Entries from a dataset
......
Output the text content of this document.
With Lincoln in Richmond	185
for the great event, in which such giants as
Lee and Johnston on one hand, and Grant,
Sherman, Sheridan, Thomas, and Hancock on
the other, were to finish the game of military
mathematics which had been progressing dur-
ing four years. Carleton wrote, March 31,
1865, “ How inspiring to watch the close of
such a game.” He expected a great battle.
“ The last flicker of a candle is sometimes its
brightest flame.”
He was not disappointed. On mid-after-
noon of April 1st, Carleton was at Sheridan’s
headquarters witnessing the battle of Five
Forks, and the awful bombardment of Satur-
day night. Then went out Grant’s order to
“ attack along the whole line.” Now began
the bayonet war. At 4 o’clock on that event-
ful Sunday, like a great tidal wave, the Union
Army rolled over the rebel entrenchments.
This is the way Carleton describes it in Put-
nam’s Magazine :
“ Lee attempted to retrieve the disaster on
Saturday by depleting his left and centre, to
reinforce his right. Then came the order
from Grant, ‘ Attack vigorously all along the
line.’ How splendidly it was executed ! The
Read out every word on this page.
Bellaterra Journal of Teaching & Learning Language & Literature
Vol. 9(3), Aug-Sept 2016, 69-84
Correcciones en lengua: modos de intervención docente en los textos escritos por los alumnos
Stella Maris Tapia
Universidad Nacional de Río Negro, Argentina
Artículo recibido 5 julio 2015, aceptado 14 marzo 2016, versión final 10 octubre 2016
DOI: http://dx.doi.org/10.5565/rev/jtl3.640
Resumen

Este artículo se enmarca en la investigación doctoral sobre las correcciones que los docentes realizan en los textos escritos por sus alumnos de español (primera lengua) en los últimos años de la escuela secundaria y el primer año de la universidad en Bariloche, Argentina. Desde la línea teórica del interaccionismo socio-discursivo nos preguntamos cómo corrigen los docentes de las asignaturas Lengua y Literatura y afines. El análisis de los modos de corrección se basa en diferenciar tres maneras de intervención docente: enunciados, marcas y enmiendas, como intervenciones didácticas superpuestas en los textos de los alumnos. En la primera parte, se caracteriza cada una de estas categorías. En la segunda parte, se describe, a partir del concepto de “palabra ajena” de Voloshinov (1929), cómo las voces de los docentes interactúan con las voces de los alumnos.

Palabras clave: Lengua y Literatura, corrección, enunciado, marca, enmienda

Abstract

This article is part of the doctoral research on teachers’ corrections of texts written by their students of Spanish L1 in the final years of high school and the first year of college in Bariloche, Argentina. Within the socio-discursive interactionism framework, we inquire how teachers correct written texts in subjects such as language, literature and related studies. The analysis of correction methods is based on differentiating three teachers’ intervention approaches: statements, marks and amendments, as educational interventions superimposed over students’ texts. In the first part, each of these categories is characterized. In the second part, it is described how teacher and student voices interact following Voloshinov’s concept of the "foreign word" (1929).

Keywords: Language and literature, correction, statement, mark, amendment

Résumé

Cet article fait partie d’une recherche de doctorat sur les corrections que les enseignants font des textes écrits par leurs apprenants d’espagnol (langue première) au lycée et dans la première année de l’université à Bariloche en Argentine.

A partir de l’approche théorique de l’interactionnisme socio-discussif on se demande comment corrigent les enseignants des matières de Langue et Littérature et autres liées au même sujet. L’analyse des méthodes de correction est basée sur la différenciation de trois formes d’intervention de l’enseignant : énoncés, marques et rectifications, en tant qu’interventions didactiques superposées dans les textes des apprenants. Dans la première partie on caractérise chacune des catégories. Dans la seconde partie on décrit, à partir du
......
What to do:
Gather all the lines that include the word "game" and copy them out.

Completed exercise:
the other, were to finish the game of military
such a game.” He expected a great battle.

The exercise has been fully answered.